(Data excerpts)
[start]
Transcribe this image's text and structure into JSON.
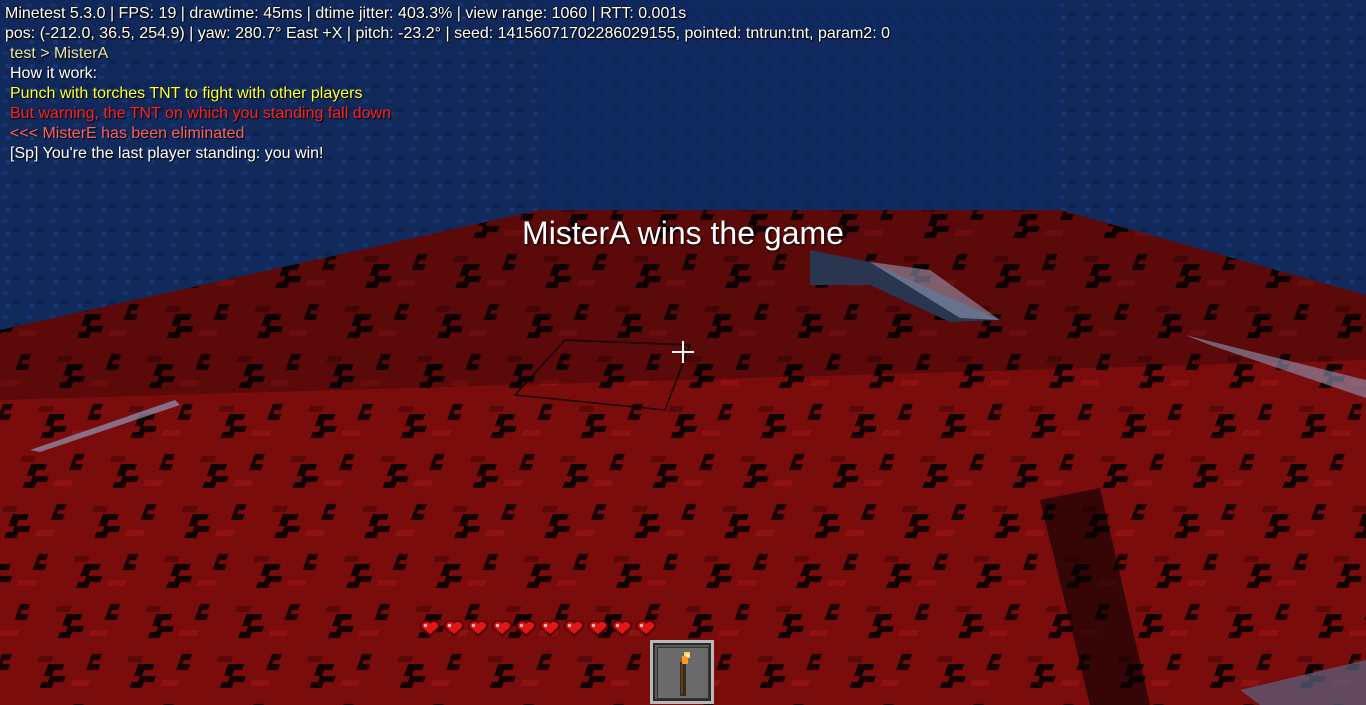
{
  "debug": {
    "line1": "Minetest 5.3.0 | FPS: 19 | drawtime: 45ms | dtime jitter: 403.3% | view range: 1060 | RTT: 0.001s",
    "line2": "pos: (-212.0, 36.5, 254.9) | yaw: 280.7° East +X | pitch: -23.2° | seed: 14156071702286029155, pointed: tntrun:tnt, param2: 0"
  },
  "chat": [
    {
      "text": "test > MisterA",
      "color": "#e8e4a0"
    },
    {
      "text": "How it work:",
      "color": "#ffffff"
    },
    {
      "text": "Punch with torches TNT to fight with other players",
      "color": "#ffff33"
    },
    {
      "text": "But warning, the TNT on which you standing fall down",
      "color": "#ff2020"
    },
    {
      "text": "<<< MisterE has been eliminated",
      "color": "#ff6060"
    },
    {
      "text": "[Sp] You're the last player standing: you win!",
      "color": "#ffffff"
    }
  ],
  "title_message": "MisterA wins the game",
  "health": {
    "hearts": 10,
    "max_hearts": 10
  },
  "hotbar": {
    "selected_item_icon": "torch-icon"
  },
  "floor_block_label": "TNT",
  "colors": {
    "sky": "#0d2452",
    "floor": "#6a0a0a",
    "heart": "#e01818"
  }
}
[end]
● TASK TO CARRY OUT
Retype all the records shown above, character for character. Omit every picture.

● EXERCISE ANSWER
Transcribe this image's text and structure into JSON.
{
  "debug": {
    "line1": "Minetest 5.3.0 | FPS: 19 | drawtime: 45ms | dtime jitter: 403.3% | view range: 1060 | RTT: 0.001s",
    "line2": "pos: (-212.0, 36.5, 254.9) | yaw: 280.7° East +X | pitch: -23.2° | seed: 14156071702286029155, pointed: tntrun:tnt, param2: 0"
  },
  "chat": [
    {
      "text": "test > MisterA",
      "color": "#e8e4a0"
    },
    {
      "text": "How it work:",
      "color": "#ffffff"
    },
    {
      "text": "Punch with torches TNT to fight with other players",
      "color": "#ffff33"
    },
    {
      "text": "But warning, the TNT on which you standing fall down",
      "color": "#ff2020"
    },
    {
      "text": "<<< MisterE has been eliminated",
      "color": "#ff6060"
    },
    {
      "text": "[Sp] You're the last player standing: you win!",
      "color": "#ffffff"
    }
  ],
  "title_message": "MisterA wins the game",
  "health": {
    "hearts": 10,
    "max_hearts": 10
  },
  "hotbar": {
    "selected_item_icon": "torch-icon"
  },
  "floor_block_label": "TNT",
  "colors": {
    "sky": "#0d2452",
    "floor": "#6a0a0a",
    "heart": "#e01818"
  }
}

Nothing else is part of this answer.